Written instruction. Would you transcribe the listing that follows, character for character, and omit its images?

(Lines of data)

'''

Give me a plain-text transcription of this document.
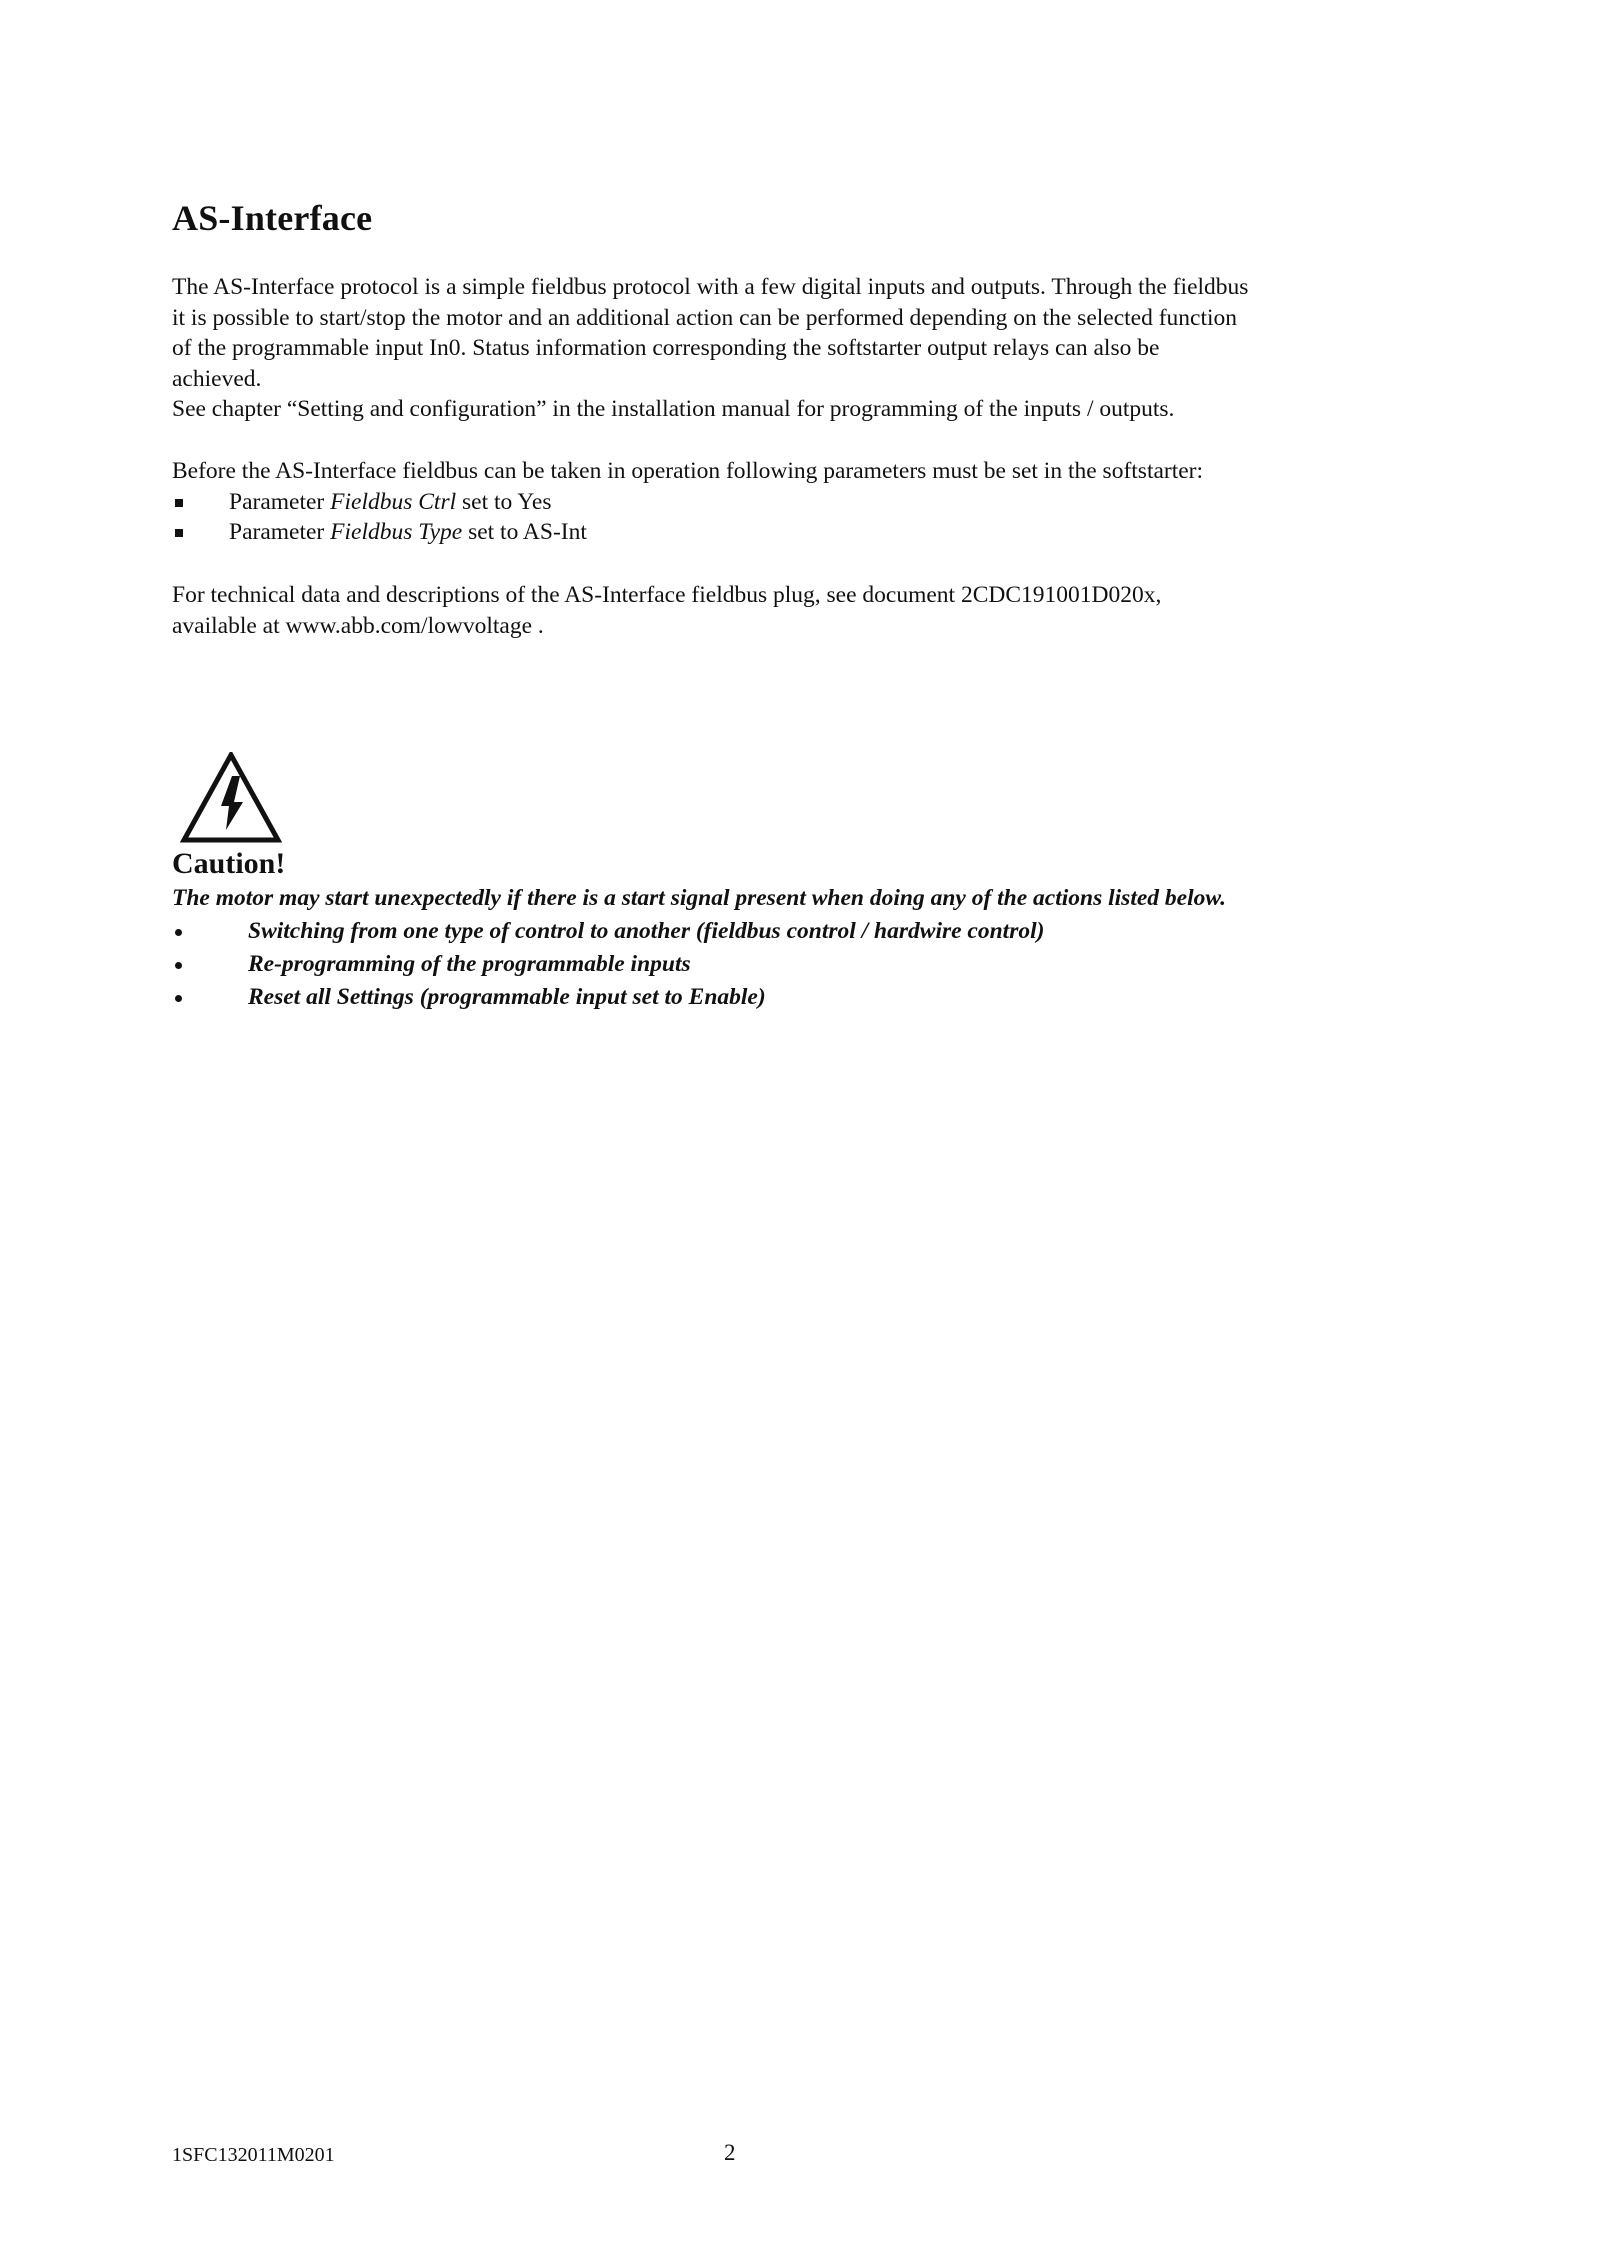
AS-Interface

The AS-Interface protocol is a simple fieldbus protocol with a few digital inputs and outputs. Through the fieldbus

it is possible to start/stop the motor and an additional action can be performed depending on the selected function

of the programmable input In0. Status information corresponding the softstarter output relays can also be

achieved.

See chapter “Setting and configuration” in the installation manual for programming of the inputs / outputs.

Before the AS-Interface fieldbus can be taken in operation following parameters must be set in the softstarter:

Parameter Fieldbus Ctrl set to Yes
Parameter Fieldbus Type set to AS-Int

For technical data and descriptions of the AS-Interface fieldbus plug, see document 2CDC191001D020x,

available at www.abb.com/lowvoltage .

Caution!

The motor may start unexpectedly if there is a start signal present when doing any of the actions listed below.

Switching from one type of control to another (fieldbus control / hardwire control)
Re-programming of the programmable inputs
Reset all Settings (programmable input set to Enable)
1SFC132011M0201	2
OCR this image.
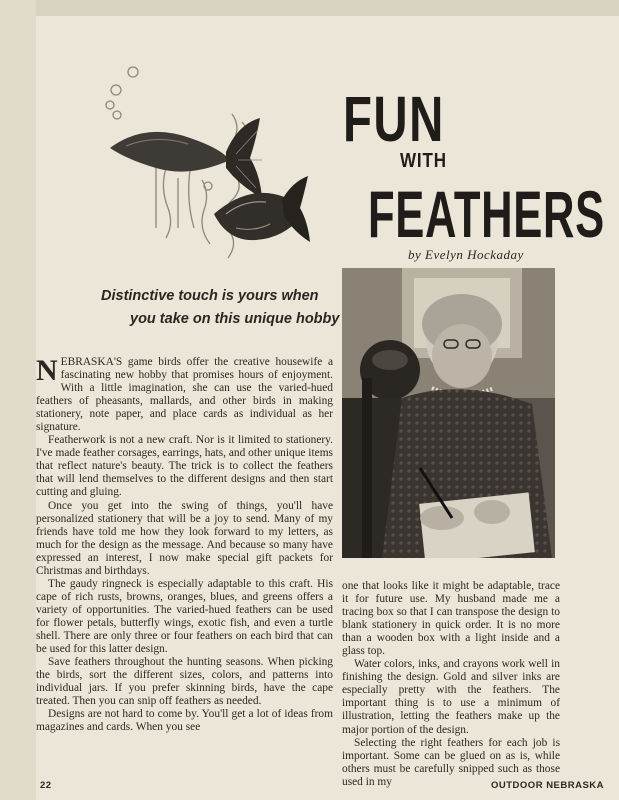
FUN
WITH
FEATHERS
by Evelyn Hockaday
Distinctive touch is yours when
you take on this unique hobby

NEBRASKA'S game birds offer the creative housewife a fascinating new hobby that promises hours of enjoyment. With a little imagination, she can use the varied-hued feathers of pheasants, mallards, and other birds in making stationery, note paper, and place cards as individual as her signature.

Featherwork is not a new craft. Nor is it limited to stationery. I've made feather corsages, earrings, hats, and other unique items that reflect nature's beauty. The trick is to collect the feathers that will lend themselves to the different designs and then start cutting and gluing.

Once you get into the swing of things, you'll have personalized stationery that will be a joy to send. Many of my friends have told me how they look forward to my letters, as much for the design as the message. And because so many have expressed an interest, I now make special gift packets for Christmas and birthdays.

The gaudy ringneck is especially adaptable to this craft. His cape of rich rusts, browns, oranges, blues, and greens offers a variety of opportunities. The varied-hued feathers can be used for flower petals, butterfly wings, exotic fish, and even a turtle shell. There are only three or four feathers on each bird that can be used for this latter design.

Save feathers throughout the hunting seasons. When picking the birds, sort the different sizes, colors, and patterns into individual jars. If you prefer skinning birds, have the cape treated. Then you can snip off feathers as needed.

Designs are not hard to come by. You'll get a lot of ideas from magazines and cards. When you see

one that looks like it might be adaptable, trace it for future use. My husband made me a tracing box so that I can transpose the design to blank stationery in quick order. It is no more than a wooden box with a light inside and a glass top.

Water colors, inks, and crayons work well in finishing the design. Gold and silver inks are especially pretty with the feathers. The important thing is to use a minimum of illustration, letting the feathers make up the major portion of the design.

Selecting the right feathers for each job is important. Some can be glued on as is, while others must be carefully snipped such as those used in my

22	OUTDOOR NEBRASKA
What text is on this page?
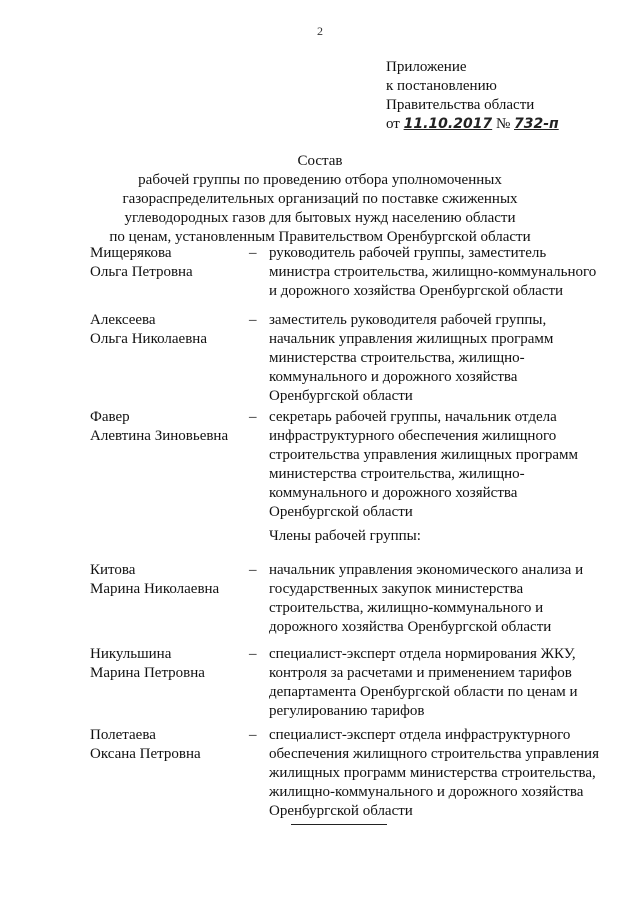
2
Приложение
к постановлению
Правительства области
от 11.10.2017 № 732-п
Состав
рабочей группы по проведению отбора уполномоченных
газораспределительных организаций по поставке сжиженных
углеводородных газов для бытовых нужд населению области
по ценам, установленным Правительством Оренбургской области
Мищерякова
Ольга Петровна
– руководитель рабочей группы, заместитель
министра строительства, жилищно-коммунального
и дорожного хозяйства Оренбургской области
Алексеева
Ольга Николаевна
– заместитель руководителя рабочей группы,
начальник управления жилищных программ
министерства строительства, жилищно-
коммунального и дорожного хозяйства
Оренбургской области
Фавер
Алевтина Зиновьевна
– секретарь рабочей группы, начальник отдела
инфраструктурного обеспечения жилищного
строительства управления жилищных программ
министерства строительства, жилищно-
коммунального и дорожного хозяйства
Оренбургской области
Члены рабочей группы:
Китова
Марина Николаевна
– начальник управления экономического анализа и
государственных закупок министерства
строительства, жилищно-коммунального и
дорожного хозяйства Оренбургской области
Никульшина
Марина Петровна
– специалист-эксперт отдела нормирования ЖКУ,
контроля за расчетами и применением тарифов
департамента Оренбургской области по ценам и
регулированию тарифов
Полетаева
Оксана Петровна
– специалист-эксперт отдела инфраструктурного
обеспечения жилищного строительства управления
жилищных программ министерства строительства,
жилищно-коммунального и дорожного хозяйства
Оренбургской области
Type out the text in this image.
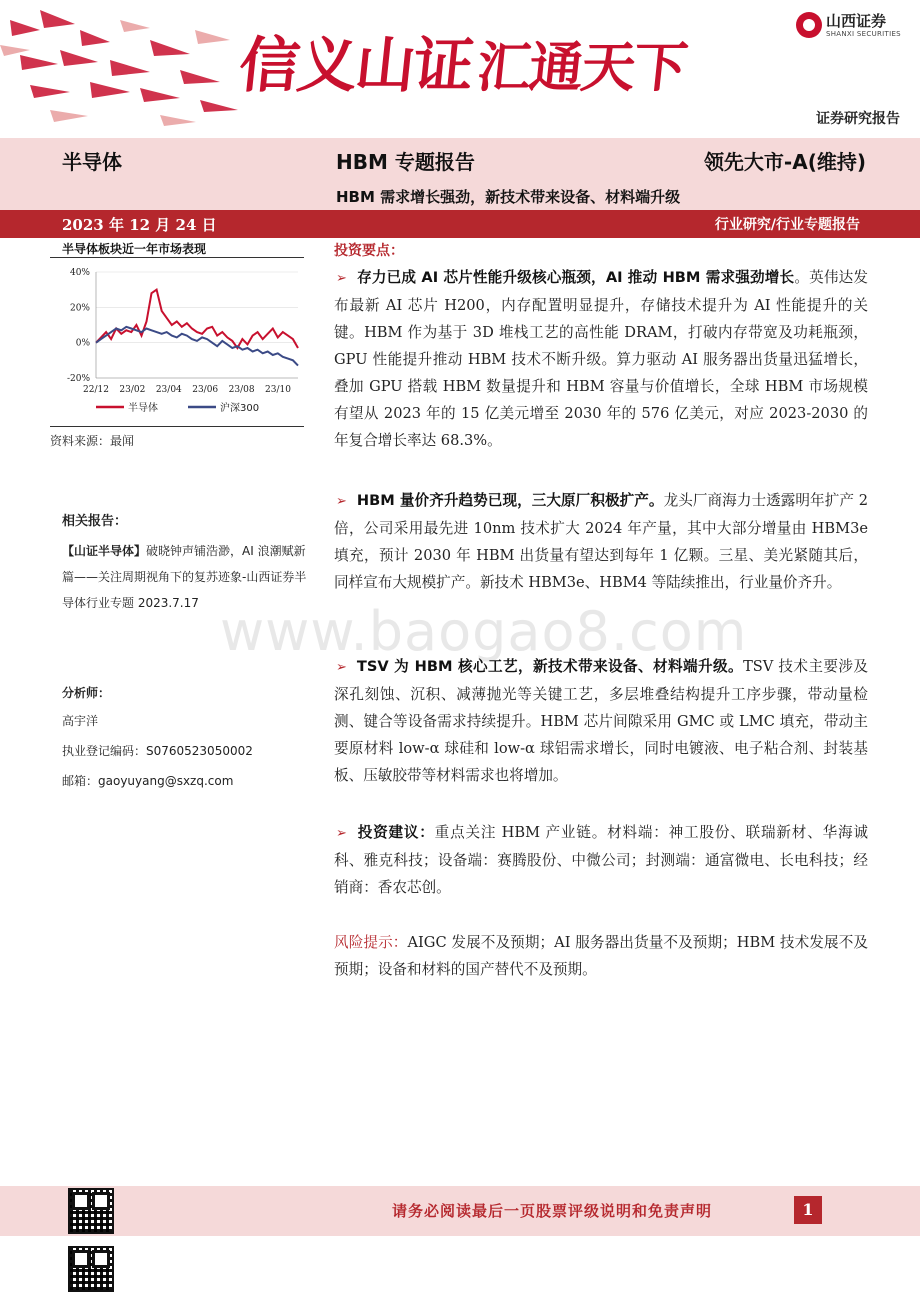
信义山证汇通天下
山西证券
SHANXI SECURITIES
证券研究报告
半导体	HBM 专题报告	领先大市-A(维持)
HBM 需求增长强劲，新技术带来设备、材料端升级
2023 年 12 月 24 日	行业研究/行业专题报告
半导体板块近一年市场表现
40%
20%
0%
-20%
22/12 23/02 23/04 23/06 23/08 23/10
半导体	沪深300
资料来源：最闻
相关报告：
【山证半导体】破晓钟声铺浩渺，AI 浪潮赋新篇——关注周期视角下的复苏迹象-山西证券半导体行业专题 2023.7.17
分析师：
高宇洋
执业登记编码：S0760523050002
邮箱：gaoyuyang@sxzq.com
www.baogao8.com
投资要点：
➢ 存力已成 AI 芯片性能升级核心瓶颈，AI 推动 HBM 需求强劲增长。英伟达发布最新 AI 芯片 H200，内存配置明显提升，存储技术提升为 AI 性能提升的关键。HBM 作为基于 3D 堆栈工艺的高性能 DRAM，打破内存带宽及功耗瓶颈，GPU 性能提升推动 HBM 技术不断升级。算力驱动 AI 服务器出货量迅猛增长，叠加 GPU 搭载 HBM 数量提升和 HBM 容量与价值增长，全球 HBM 市场规模有望从 2023 年的 15 亿美元增至 2030 年的 576 亿美元，对应 2023-2030 的年复合增长率达 68.3%。
➢ HBM 量价齐升趋势已现，三大原厂积极扩产。龙头厂商海力士透露明年扩产 2 倍，公司采用最先进 10nm 技术扩大 2024 年产量，其中大部分增量由 HBM3e 填充，预计 2030 年 HBM 出货量有望达到每年 1 亿颗。三星、美光紧随其后，同样宣布大规模扩产。新技术 HBM3e、HBM4 等陆续推出，行业量价齐升。
➢ TSV 为 HBM 核心工艺，新技术带来设备、材料端升级。TSV 技术主要涉及深孔刻蚀、沉积、减薄抛光等关键工艺，多层堆叠结构提升工序步骤，带动量检测、键合等设备需求持续提升。HBM 芯片间隙采用 GMC 或 LMC 填充，带动主要原材料 low-α 球硅和 low-α 球铝需求增长，同时电镀液、电子粘合剂、封装基板、压敏胶带等材料需求也将增加。
➢ 投资建议：重点关注 HBM 产业链。材料端：神工股份、联瑞新材、华海诚科、雅克科技；设备端：赛腾股份、中微公司；封测端：通富微电、长电科技；经销商：香农芯创。
风险提示：AIGC 发展不及预期；AI 服务器出货量不及预期；HBM 技术发展不及预期；设备和材料的国产替代不及预期。
请务必阅读最后一页股票评级说明和免责声明	1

'''

Expected answer.
Give me a plain-text transcription of this document.
AS-Interface

The AS-Interface protocol is a simple fieldbus protocol with a few digital inputs and outputs. Through the fieldbus

it is possible to start/stop the motor and an additional action can be performed depending on the selected function

of the programmable input In0. Status information corresponding the softstarter output relays can also be

achieved.

See chapter “Setting and configuration” in the installation manual for programming of the inputs / outputs.

Before the AS-Interface fieldbus can be taken in operation following parameters must be set in the softstarter:

Parameter Fieldbus Ctrl set to Yes
Parameter Fieldbus Type set to AS-Int

For technical data and descriptions of the AS-Interface fieldbus plug, see document 2CDC191001D020x,

available at www.abb.com/lowvoltage .

Caution!

The motor may start unexpectedly if there is a start signal present when doing any of the actions listed below.

Switching from one type of control to another (fieldbus control / hardwire control)
Re-programming of the programmable inputs
Reset all Settings (programmable input set to Enable)
1SFC132011M0201	2
OCR this image.
FUN
WITH
FEATHERS
by Evelyn Hockaday
Distinctive touch is yours when
you take on this unique hobby

NEBRASKA'S game birds offer the creative housewife a fascinating new hobby that promises hours of enjoyment. With a little imagination, she can use the varied-hued feathers of pheasants, mallards, and other birds in making stationery, note paper, and place cards as individual as her signature.

Featherwork is not a new craft. Nor is it limited to stationery. I've made feather corsages, earrings, hats, and other unique items that reflect nature's beauty. The trick is to collect the feathers that will lend themselves to the different designs and then start cutting and gluing.

Once you get into the swing of things, you'll have personalized stationery that will be a joy to send. Many of my friends have told me how they look forward to my letters, as much for the design as the message. And because so many have expressed an interest, I now make special gift packets for Christmas and birthdays.

The gaudy ringneck is especially adaptable to this craft. His cape of rich rusts, browns, oranges, blues, and greens offers a variety of opportunities. The varied-hued feathers can be used for flower petals, butterfly wings, exotic fish, and even a turtle shell. There are only three or four feathers on each bird that can be used for this latter design.

Save feathers throughout the hunting seasons. When picking the birds, sort the different sizes, colors, and patterns into individual jars. If you prefer skinning birds, have the cape treated. Then you can snip off feathers as needed.

Designs are not hard to come by. You'll get a lot of ideas from magazines and cards. When you see

one that looks like it might be adaptable, trace it for future use. My husband made me a tracing box so that I can transpose the design to blank stationery in quick order. It is no more than a wooden box with a light inside and a glass top.

Water colors, inks, and crayons work well in finishing the design. Gold and silver inks are especially pretty with the feathers. The important thing is to use a minimum of illustration, letting the feathers make up the major portion of the design.

Selecting the right feathers for each job is important. Some can be glued on as is, while others must be carefully snipped such as those used in my

22	OUTDOOR NEBRASKA
What text is on this page?
2
Приложение
к постановлению
Правительства области
от 11.10.2017 № 732-п
Состав
рабочей группы по проведению отбора уполномоченных
газораспределительных организаций по поставке сжиженных
углеводородных газов для бытовых нужд населению области
по ценам, установленным Правительством Оренбургской области
Мищерякова
Ольга Петровна
– руководитель рабочей группы, заместитель
министра строительства, жилищно-коммунального
и дорожного хозяйства Оренбургской области
Алексеева
Ольга Николаевна
– заместитель руководителя рабочей группы,
начальник управления жилищных программ
министерства строительства, жилищно-
коммунального и дорожного хозяйства
Оренбургской области
Фавер
Алевтина Зиновьевна
– секретарь рабочей группы, начальник отдела
инфраструктурного обеспечения жилищного
строительства управления жилищных программ
министерства строительства, жилищно-
коммунального и дорожного хозяйства
Оренбургской области
Члены рабочей группы:
Китова
Марина Николаевна
– начальник управления экономического анализа и
государственных закупок министерства
строительства, жилищно-коммунального и
дорожного хозяйства Оренбургской области
Никульшина
Марина Петровна
– специалист-эксперт отдела нормирования ЖКУ,
контроля за расчетами и применением тарифов
департамента Оренбургской области по ценам и
регулированию тарифов
Полетаева
Оксана Петровна
– специалист-эксперт отдела инфраструктурного
обеспечения жилищного строительства управления
жилищных программ министерства строительства,
жилищно-коммунального и дорожного хозяйства
Оренбургской области
Type out the text in this image.
信义山证汇通天下
山西证券
SHANXI SECURITIES
证券研究报告
半导体	HBM 专题报告	领先大市-A(维持)
HBM 需求增长强劲，新技术带来设备、材料端升级
2023 年 12 月 24 日	行业研究/行业专题报告
半导体板块近一年市场表现
40%
20%
0%
-20%
22/12 23/02 23/04 23/06 23/08 23/10
半导体	沪深300
资料来源：最闻
相关报告：
【山证半导体】破晓钟声铺浩渺，AI 浪潮赋新篇——关注周期视角下的复苏迹象-山西证券半导体行业专题 2023.7.17
分析师：
高宇洋
执业登记编码：S0760523050002
邮箱：gaoyuyang@sxzq.com
www.baogao8.com
投资要点：
➢ 存力已成 AI 芯片性能升级核心瓶颈，AI 推动 HBM 需求强劲增长。英伟达发布最新 AI 芯片 H200，内存配置明显提升，存储技术提升为 AI 性能提升的关键。HBM 作为基于 3D 堆栈工艺的高性能 DRAM，打破内存带宽及功耗瓶颈，GPU 性能提升推动 HBM 技术不断升级。算力驱动 AI 服务器出货量迅猛增长，叠加 GPU 搭载 HBM 数量提升和 HBM 容量与价值增长，全球 HBM 市场规模有望从 2023 年的 15 亿美元增至 2030 年的 576 亿美元，对应 2023-2030 的年复合增长率达 68.3%。
➢ HBM 量价齐升趋势已现，三大原厂积极扩产。龙头厂商海力士透露明年扩产 2 倍，公司采用最先进 10nm 技术扩大 2024 年产量，其中大部分增量由 HBM3e 填充，预计 2030 年 HBM 出货量有望达到每年 1 亿颗。三星、美光紧随其后，同样宣布大规模扩产。新技术 HBM3e、HBM4 等陆续推出，行业量价齐升。
➢ TSV 为 HBM 核心工艺，新技术带来设备、材料端升级。TSV 技术主要涉及深孔刻蚀、沉积、减薄抛光等关键工艺，多层堆叠结构提升工序步骤，带动量检测、键合等设备需求持续提升。HBM 芯片间隙采用 GMC 或 LMC 填充，带动主要原材料 low-α 球硅和 low-α 球铝需求增长，同时电镀液、电子粘合剂、封装基板、压敏胶带等材料需求也将增加。
➢ 投资建议：重点关注 HBM 产业链。材料端：神工股份、联瑞新材、华海诚科、雅克科技；设备端：赛腾股份、中微公司；封测端：通富微电、长电科技；经销商：香农芯创。
风险提示：AIGC 发展不及预期；AI 服务器出货量不及预期；HBM 技术发展不及预期；设备和材料的国产替代不及预期。
请务必阅读最后一页股票评级说明和免责声明	1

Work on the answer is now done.